Stated exercise
Output every record word for word.

Records provided
━━━━━━━━━━

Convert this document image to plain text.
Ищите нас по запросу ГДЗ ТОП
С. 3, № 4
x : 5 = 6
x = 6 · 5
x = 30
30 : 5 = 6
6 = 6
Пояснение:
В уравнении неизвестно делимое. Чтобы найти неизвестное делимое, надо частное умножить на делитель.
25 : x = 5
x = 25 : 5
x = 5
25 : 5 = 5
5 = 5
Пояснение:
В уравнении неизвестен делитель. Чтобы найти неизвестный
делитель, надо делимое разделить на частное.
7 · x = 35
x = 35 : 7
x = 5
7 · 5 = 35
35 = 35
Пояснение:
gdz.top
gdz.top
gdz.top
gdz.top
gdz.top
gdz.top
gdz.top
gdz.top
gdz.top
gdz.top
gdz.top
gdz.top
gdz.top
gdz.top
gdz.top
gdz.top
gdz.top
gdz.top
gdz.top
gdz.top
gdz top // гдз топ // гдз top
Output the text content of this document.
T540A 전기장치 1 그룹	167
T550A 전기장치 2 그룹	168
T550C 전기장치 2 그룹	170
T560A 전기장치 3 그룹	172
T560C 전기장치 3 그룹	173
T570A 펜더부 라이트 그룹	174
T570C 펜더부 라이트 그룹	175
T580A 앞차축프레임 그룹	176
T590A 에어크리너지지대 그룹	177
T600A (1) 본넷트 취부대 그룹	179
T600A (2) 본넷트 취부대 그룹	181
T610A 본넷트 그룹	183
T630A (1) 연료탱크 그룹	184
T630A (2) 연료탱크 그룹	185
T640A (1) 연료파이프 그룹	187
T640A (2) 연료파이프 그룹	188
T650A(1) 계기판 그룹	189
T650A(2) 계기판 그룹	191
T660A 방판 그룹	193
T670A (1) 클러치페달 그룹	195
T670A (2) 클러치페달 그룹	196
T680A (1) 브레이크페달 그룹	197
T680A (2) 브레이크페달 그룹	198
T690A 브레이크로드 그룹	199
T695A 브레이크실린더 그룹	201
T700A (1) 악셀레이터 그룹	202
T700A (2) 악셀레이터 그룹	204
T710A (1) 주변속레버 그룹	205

━━━━━━━━━━

Problem solution
Convert this document image to plain text.
Ищите нас по запросу ГДЗ ТОП
С. 3, № 4
x : 5 = 6
x = 6 · 5
x = 30
30 : 5 = 6
6 = 6
Пояснение:
В уравнении неизвестно делимое. Чтобы найти неизвестное делимое, надо частное умножить на делитель.
25 : x = 5
x = 25 : 5
x = 5
25 : 5 = 5
5 = 5
Пояснение:
В уравнении неизвестен делитель. Чтобы найти неизвестный
делитель, надо делимое разделить на частное.
7 · x = 35
x = 35 : 7
x = 5
7 · 5 = 35
35 = 35
Пояснение:
gdz.top
gdz.top
gdz.top
gdz.top
gdz.top
gdz.top
gdz.top
gdz.top
gdz.top
gdz.top
gdz.top
gdz.top
gdz.top
gdz.top
gdz.top
gdz.top
gdz.top
gdz.top
gdz.top
gdz.top
gdz top // гдз топ // гдз top
Output the text content of this document.
T540A 전기장치 1 그룹	167
T550A 전기장치 2 그룹	168
T550C 전기장치 2 그룹	170
T560A 전기장치 3 그룹	172
T560C 전기장치 3 그룹	173
T570A 펜더부 라이트 그룹	174
T570C 펜더부 라이트 그룹	175
T580A 앞차축프레임 그룹	176
T590A 에어크리너지지대 그룹	177
T600A (1) 본넷트 취부대 그룹	179
T600A (2) 본넷트 취부대 그룹	181
T610A 본넷트 그룹	183
T630A (1) 연료탱크 그룹	184
T630A (2) 연료탱크 그룹	185
T640A (1) 연료파이프 그룹	187
T640A (2) 연료파이프 그룹	188
T650A(1) 계기판 그룹	189
T650A(2) 계기판 그룹	191
T660A 방판 그룹	193
T670A (1) 클러치페달 그룹	195
T670A (2) 클러치페달 그룹	196
T680A (1) 브레이크페달 그룹	197
T680A (2) 브레이크페달 그룹	198
T690A 브레이크로드 그룹	199
T695A 브레이크실린더 그룹	201
T700A (1) 악셀레이터 그룹	202
T700A (2) 악셀레이터 그룹	204
T710A (1) 주변속레버 그룹	205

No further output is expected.